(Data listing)
__________________________________________________
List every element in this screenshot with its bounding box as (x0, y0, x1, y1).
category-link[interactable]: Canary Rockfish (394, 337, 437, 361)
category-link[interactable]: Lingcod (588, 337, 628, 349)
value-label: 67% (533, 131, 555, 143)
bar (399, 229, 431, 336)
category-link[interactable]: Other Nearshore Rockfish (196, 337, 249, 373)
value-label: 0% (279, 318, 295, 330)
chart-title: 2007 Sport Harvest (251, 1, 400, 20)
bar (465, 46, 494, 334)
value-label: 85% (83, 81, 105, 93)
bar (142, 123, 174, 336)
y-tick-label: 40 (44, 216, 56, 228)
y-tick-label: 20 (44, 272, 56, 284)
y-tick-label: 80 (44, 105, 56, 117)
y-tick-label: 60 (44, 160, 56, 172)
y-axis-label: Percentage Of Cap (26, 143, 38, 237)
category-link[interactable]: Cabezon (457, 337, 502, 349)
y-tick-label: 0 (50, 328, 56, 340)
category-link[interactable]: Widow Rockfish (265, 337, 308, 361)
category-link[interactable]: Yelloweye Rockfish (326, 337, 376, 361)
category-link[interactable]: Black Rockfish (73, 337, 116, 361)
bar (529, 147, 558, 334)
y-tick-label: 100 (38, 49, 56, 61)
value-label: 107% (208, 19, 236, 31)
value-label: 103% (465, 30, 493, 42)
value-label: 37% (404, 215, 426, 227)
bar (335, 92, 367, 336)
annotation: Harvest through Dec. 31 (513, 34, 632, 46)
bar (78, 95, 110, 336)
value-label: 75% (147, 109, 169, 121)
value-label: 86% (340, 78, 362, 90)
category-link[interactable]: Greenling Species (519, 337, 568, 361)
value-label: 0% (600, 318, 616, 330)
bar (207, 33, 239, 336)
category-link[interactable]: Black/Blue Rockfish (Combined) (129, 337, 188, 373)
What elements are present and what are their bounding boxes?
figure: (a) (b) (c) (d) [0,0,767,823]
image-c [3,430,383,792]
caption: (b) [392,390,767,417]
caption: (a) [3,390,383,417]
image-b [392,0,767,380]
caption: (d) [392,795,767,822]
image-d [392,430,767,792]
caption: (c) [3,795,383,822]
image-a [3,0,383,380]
__________________________________________________
--- Task to carry out ---
Output every line of the items above verbatim, without changing a single character.

--- Final result ---
List every element in this screenshot with its bounding box as (x0, y0, x1, y1).
category-link[interactable]: Canary Rockfish (394, 337, 437, 361)
category-link[interactable]: Lingcod (588, 337, 628, 349)
value-label: 67% (533, 131, 555, 143)
bar (399, 229, 431, 336)
category-link[interactable]: Other Nearshore Rockfish (196, 337, 249, 373)
value-label: 0% (279, 318, 295, 330)
chart-title: 2007 Sport Harvest (251, 1, 400, 20)
bar (465, 46, 494, 334)
value-label: 85% (83, 81, 105, 93)
bar (142, 123, 174, 336)
y-tick-label: 40 (44, 216, 56, 228)
y-tick-label: 20 (44, 272, 56, 284)
y-tick-label: 80 (44, 105, 56, 117)
y-tick-label: 60 (44, 160, 56, 172)
y-axis-label: Percentage Of Cap (26, 143, 38, 237)
category-link[interactable]: Cabezon (457, 337, 502, 349)
y-tick-label: 0 (50, 328, 56, 340)
category-link[interactable]: Widow Rockfish (265, 337, 308, 361)
category-link[interactable]: Yelloweye Rockfish (326, 337, 376, 361)
category-link[interactable]: Black Rockfish (73, 337, 116, 361)
bar (529, 147, 558, 334)
y-tick-label: 100 (38, 49, 56, 61)
value-label: 107% (208, 19, 236, 31)
value-label: 103% (465, 30, 493, 42)
value-label: 37% (404, 215, 426, 227)
bar (335, 92, 367, 336)
annotation: Harvest through Dec. 31 (513, 34, 632, 46)
bar (78, 95, 110, 336)
value-label: 75% (147, 109, 169, 121)
value-label: 86% (340, 78, 362, 90)
category-link[interactable]: Greenling Species (519, 337, 568, 361)
value-label: 0% (600, 318, 616, 330)
bar (207, 33, 239, 336)
category-link[interactable]: Black/Blue Rockfish (Combined) (129, 337, 188, 373)
What elements are present and what are their bounding boxes?
figure: (a) (b) (c) (d) [0,0,767,823]
image-c [3,430,383,792]
caption: (b) [392,390,767,417]
caption: (a) [3,390,383,417]
image-b [392,0,767,380]
caption: (d) [392,795,767,822]
image-d [392,430,767,792]
caption: (c) [3,795,383,822]
image-a [3,0,383,380]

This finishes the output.